• **WHAT TO WORK ON**
All the data below goes into the copy word for word, but the pictures don't.
[begin RECORDS PROVIDED]
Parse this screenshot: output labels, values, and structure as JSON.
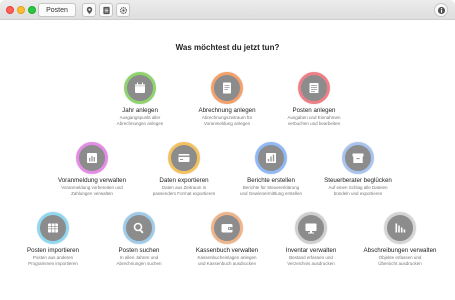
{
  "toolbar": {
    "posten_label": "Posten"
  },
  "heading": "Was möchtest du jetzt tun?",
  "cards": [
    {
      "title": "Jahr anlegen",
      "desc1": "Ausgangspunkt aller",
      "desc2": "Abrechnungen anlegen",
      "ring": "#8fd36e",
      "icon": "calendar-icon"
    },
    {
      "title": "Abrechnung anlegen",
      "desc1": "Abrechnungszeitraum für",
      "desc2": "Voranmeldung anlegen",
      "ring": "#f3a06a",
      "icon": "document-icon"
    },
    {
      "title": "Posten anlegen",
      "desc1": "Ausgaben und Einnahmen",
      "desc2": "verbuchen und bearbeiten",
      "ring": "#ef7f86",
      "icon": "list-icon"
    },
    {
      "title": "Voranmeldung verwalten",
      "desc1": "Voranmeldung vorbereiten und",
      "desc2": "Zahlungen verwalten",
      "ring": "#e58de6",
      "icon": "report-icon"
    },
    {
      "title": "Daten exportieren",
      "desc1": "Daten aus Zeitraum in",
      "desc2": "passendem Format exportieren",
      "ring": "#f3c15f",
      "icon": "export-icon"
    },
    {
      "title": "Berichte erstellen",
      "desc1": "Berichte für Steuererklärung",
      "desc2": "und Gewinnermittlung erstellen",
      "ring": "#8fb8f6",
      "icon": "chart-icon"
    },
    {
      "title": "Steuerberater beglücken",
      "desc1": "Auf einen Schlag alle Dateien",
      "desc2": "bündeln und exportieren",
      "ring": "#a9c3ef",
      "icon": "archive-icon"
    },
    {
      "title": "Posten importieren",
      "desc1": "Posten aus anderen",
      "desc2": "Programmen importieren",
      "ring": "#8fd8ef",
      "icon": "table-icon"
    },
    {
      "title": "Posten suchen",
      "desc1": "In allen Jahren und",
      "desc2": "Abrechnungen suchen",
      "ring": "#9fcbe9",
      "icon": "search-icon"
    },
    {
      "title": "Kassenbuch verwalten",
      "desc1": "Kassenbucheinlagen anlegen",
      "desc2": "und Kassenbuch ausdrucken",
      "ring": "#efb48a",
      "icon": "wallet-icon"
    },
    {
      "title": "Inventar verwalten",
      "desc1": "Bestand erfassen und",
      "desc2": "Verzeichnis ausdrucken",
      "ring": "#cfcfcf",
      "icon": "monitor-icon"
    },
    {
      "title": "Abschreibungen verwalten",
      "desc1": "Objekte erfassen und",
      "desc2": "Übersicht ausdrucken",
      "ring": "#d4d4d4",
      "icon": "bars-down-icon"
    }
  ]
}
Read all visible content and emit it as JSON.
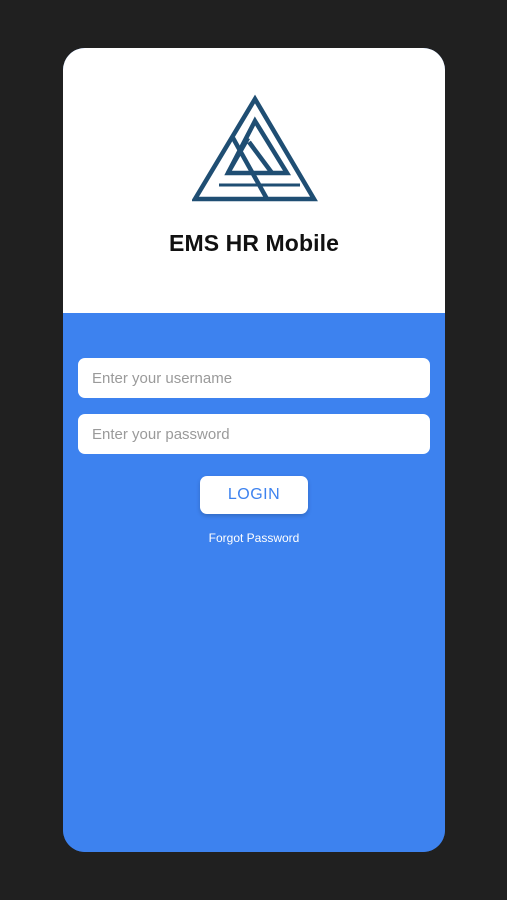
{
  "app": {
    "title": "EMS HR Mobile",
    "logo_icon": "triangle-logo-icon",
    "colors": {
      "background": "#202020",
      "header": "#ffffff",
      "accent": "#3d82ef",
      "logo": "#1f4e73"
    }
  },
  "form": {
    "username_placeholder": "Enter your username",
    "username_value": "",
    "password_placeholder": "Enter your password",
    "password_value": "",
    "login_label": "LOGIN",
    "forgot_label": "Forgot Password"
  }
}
[end RECORDS PROVIDED]
• **TASK RESPONSE**
Parse this screenshot: output labels, values, and structure as JSON.
{
  "toolbar": {
    "posten_label": "Posten"
  },
  "heading": "Was möchtest du jetzt tun?",
  "cards": [
    {
      "title": "Jahr anlegen",
      "desc1": "Ausgangspunkt aller",
      "desc2": "Abrechnungen anlegen",
      "ring": "#8fd36e",
      "icon": "calendar-icon"
    },
    {
      "title": "Abrechnung anlegen",
      "desc1": "Abrechnungszeitraum für",
      "desc2": "Voranmeldung anlegen",
      "ring": "#f3a06a",
      "icon": "document-icon"
    },
    {
      "title": "Posten anlegen",
      "desc1": "Ausgaben und Einnahmen",
      "desc2": "verbuchen und bearbeiten",
      "ring": "#ef7f86",
      "icon": "list-icon"
    },
    {
      "title": "Voranmeldung verwalten",
      "desc1": "Voranmeldung vorbereiten und",
      "desc2": "Zahlungen verwalten",
      "ring": "#e58de6",
      "icon": "report-icon"
    },
    {
      "title": "Daten exportieren",
      "desc1": "Daten aus Zeitraum in",
      "desc2": "passendem Format exportieren",
      "ring": "#f3c15f",
      "icon": "export-icon"
    },
    {
      "title": "Berichte erstellen",
      "desc1": "Berichte für Steuererklärung",
      "desc2": "und Gewinnermittlung erstellen",
      "ring": "#8fb8f6",
      "icon": "chart-icon"
    },
    {
      "title": "Steuerberater beglücken",
      "desc1": "Auf einen Schlag alle Dateien",
      "desc2": "bündeln und exportieren",
      "ring": "#a9c3ef",
      "icon": "archive-icon"
    },
    {
      "title": "Posten importieren",
      "desc1": "Posten aus anderen",
      "desc2": "Programmen importieren",
      "ring": "#8fd8ef",
      "icon": "table-icon"
    },
    {
      "title": "Posten suchen",
      "desc1": "In allen Jahren und",
      "desc2": "Abrechnungen suchen",
      "ring": "#9fcbe9",
      "icon": "search-icon"
    },
    {
      "title": "Kassenbuch verwalten",
      "desc1": "Kassenbucheinlagen anlegen",
      "desc2": "und Kassenbuch ausdrucken",
      "ring": "#efb48a",
      "icon": "wallet-icon"
    },
    {
      "title": "Inventar verwalten",
      "desc1": "Bestand erfassen und",
      "desc2": "Verzeichnis ausdrucken",
      "ring": "#cfcfcf",
      "icon": "monitor-icon"
    },
    {
      "title": "Abschreibungen verwalten",
      "desc1": "Objekte erfassen und",
      "desc2": "Übersicht ausdrucken",
      "ring": "#d4d4d4",
      "icon": "bars-down-icon"
    }
  ]
}
Read all visible content and emit it as JSON.
{
  "app": {
    "title": "EMS HR Mobile",
    "logo_icon": "triangle-logo-icon",
    "colors": {
      "background": "#202020",
      "header": "#ffffff",
      "accent": "#3d82ef",
      "logo": "#1f4e73"
    }
  },
  "form": {
    "username_placeholder": "Enter your username",
    "username_value": "",
    "password_placeholder": "Enter your password",
    "password_value": "",
    "login_label": "LOGIN",
    "forgot_label": "Forgot Password"
  }
}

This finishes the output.